Objective: Give the material again in full, matching it exactly.

Begin Supplied information

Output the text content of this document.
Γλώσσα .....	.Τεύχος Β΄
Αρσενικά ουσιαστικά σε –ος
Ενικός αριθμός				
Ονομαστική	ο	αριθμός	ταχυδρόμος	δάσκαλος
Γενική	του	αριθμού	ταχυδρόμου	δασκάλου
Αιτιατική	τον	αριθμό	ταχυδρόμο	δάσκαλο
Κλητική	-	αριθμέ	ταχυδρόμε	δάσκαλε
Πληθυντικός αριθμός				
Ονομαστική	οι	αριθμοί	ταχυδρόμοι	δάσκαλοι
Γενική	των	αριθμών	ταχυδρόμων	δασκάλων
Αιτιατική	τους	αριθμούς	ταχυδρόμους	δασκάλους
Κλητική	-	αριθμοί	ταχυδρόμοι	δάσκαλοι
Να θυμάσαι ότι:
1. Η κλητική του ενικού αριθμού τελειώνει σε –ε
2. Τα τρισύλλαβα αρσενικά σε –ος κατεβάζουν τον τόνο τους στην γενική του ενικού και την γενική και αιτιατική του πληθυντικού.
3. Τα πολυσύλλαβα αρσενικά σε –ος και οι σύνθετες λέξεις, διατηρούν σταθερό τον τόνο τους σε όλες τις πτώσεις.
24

End Supplied information

Output of the exercise:
Output the text content of this document.
Γλώσσα .....	.Τεύχος Β΄
Αρσενικά ουσιαστικά σε –ος
Ενικός αριθμός				
Ονομαστική	ο	αριθμός	ταχυδρόμος	δάσκαλος
Γενική	του	αριθμού	ταχυδρόμου	δασκάλου
Αιτιατική	τον	αριθμό	ταχυδρόμο	δάσκαλο
Κλητική	-	αριθμέ	ταχυδρόμε	δάσκαλε
Πληθυντικός αριθμός				
Ονομαστική	οι	αριθμοί	ταχυδρόμοι	δάσκαλοι
Γενική	των	αριθμών	ταχυδρόμων	δασκάλων
Αιτιατική	τους	αριθμούς	ταχυδρόμους	δασκάλους
Κλητική	-	αριθμοί	ταχυδρόμοι	δάσκαλοι
Να θυμάσαι ότι:
1. Η κλητική του ενικού αριθμού τελειώνει σε –ε
2. Τα τρισύλλαβα αρσενικά σε –ος κατεβάζουν τον τόνο τους στην γενική του ενικού και την γενική και αιτιατική του πληθυντικού.
3. Τα πολυσύλλαβα αρσενικά σε –ος και οι σύνθετες λέξεις, διατηρούν σταθερό τον τόνο τους σε όλες τις πτώσεις.
24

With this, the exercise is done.